* SUPPLIED RECORDS *
++++++++++++++++++++
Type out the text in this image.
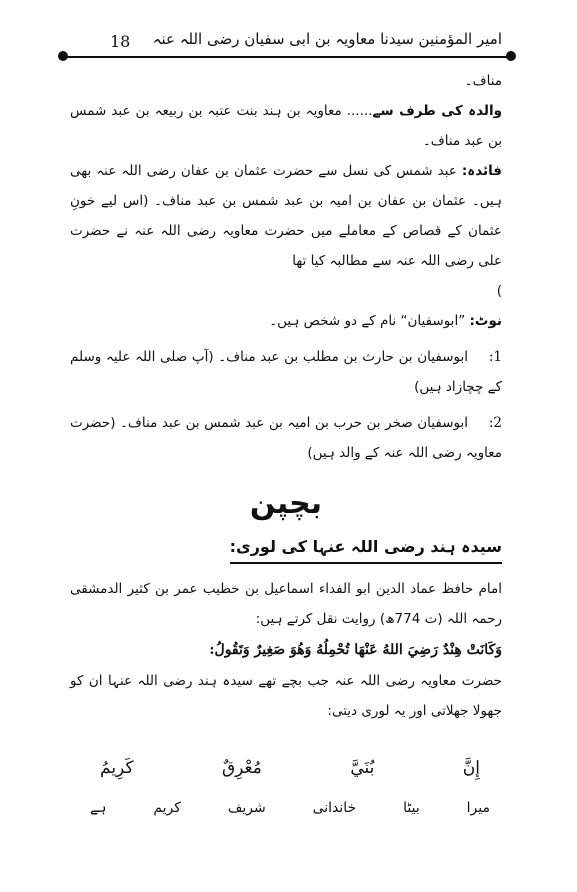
18 امیر المؤمنین سیدنا معاویہ بن ابی سفیان رضی اللہ عنہ

مناف۔

والدہ کی طرف سے...... معاویہ بن ہند بنت عتبہ بن ربیعہ بن عبد شمس بن عبد مناف۔

فائدہ: عبد شمس کی نسل سے حضرت عثمان بن عفان رضی اللہ عنہ بھی ہیں۔ عثمان بن عفان بن امیہ بن عبد شمس بن عبد مناف۔ (اس لیے خونِ عثمان کے قصاص کے معاملے میں حضرت معاویہ رضی اللہ عنہ نے حضرت علی رضی اللہ عنہ سے مطالبہ کیا تھا

)

نوٹ: ”ابوسفیان“ نام کے دو شخص ہیں۔

1:ابوسفیان بن حارث بن مطلب بن عبد مناف۔ (آپ صلی اللہ علیہ وسلم کے چچازاد ہیں)

2:ابوسفیان صخر بن حرب بن امیہ بن عبد شمس بن عبد مناف۔ (حضرت معاویہ رضی اللہ عنہ کے والد ہیں)

بچپن
سیدہ ہند رضی اللہ عنہا کی لوری:

امام حافظ عماد الدین ابو الفداء اسماعیل بن خطیب عمر بن کثیر الدمشقی رحمہ اللہ (ت 774ھ) روایت نقل کرتے ہیں:

وَكَانَتْ هِنْدٌ رَضِيَ اللهُ عَنْهَا تُحْمِلُهُ وَهُوَ صَغِيرٌ وَتَقُولُ:

حضرت معاویہ رضی اللہ عنہ جب بچے تھے سیدہ ہند رضی اللہ عنہا ان کو جھولا جھلاتی اور یہ لوری دیتی:

إِنَّ
بُنَيَّ
مُعْرِقٌ
كَرِيمُ
میرا
بیٹا
خاندانی
شریف
کریم
ہے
++++++++++++++++++++
* WHAT TO PRODUCE *
Write out all the records again, exactly, minus any pictures.

* EXPECTED ANSWER *
Type out the text in this image.
18 امیر المؤمنین سیدنا معاویہ بن ابی سفیان رضی اللہ عنہ

مناف۔

والدہ کی طرف سے...... معاویہ بن ہند بنت عتبہ بن ربیعہ بن عبد شمس بن عبد مناف۔

فائدہ: عبد شمس کی نسل سے حضرت عثمان بن عفان رضی اللہ عنہ بھی ہیں۔ عثمان بن عفان بن امیہ بن عبد شمس بن عبد مناف۔ (اس لیے خونِ عثمان کے قصاص کے معاملے میں حضرت معاویہ رضی اللہ عنہ نے حضرت علی رضی اللہ عنہ سے مطالبہ کیا تھا

)

نوٹ: ”ابوسفیان“ نام کے دو شخص ہیں۔

1:ابوسفیان بن حارث بن مطلب بن عبد مناف۔ (آپ صلی اللہ علیہ وسلم کے چچازاد ہیں)

2:ابوسفیان صخر بن حرب بن امیہ بن عبد شمس بن عبد مناف۔ (حضرت معاویہ رضی اللہ عنہ کے والد ہیں)

بچپن
سیدہ ہند رضی اللہ عنہا کی لوری:

امام حافظ عماد الدین ابو الفداء اسماعیل بن خطیب عمر بن کثیر الدمشقی رحمہ اللہ (ت 774ھ) روایت نقل کرتے ہیں:

وَكَانَتْ هِنْدٌ رَضِيَ اللهُ عَنْهَا تُحْمِلُهُ وَهُوَ صَغِيرٌ وَتَقُولُ:

حضرت معاویہ رضی اللہ عنہ جب بچے تھے سیدہ ہند رضی اللہ عنہا ان کو جھولا جھلاتی اور یہ لوری دیتی:

إِنَّ
بُنَيَّ
مُعْرِقٌ
كَرِيمُ
میرا
بیٹا
خاندانی
شریف
کریم
ہے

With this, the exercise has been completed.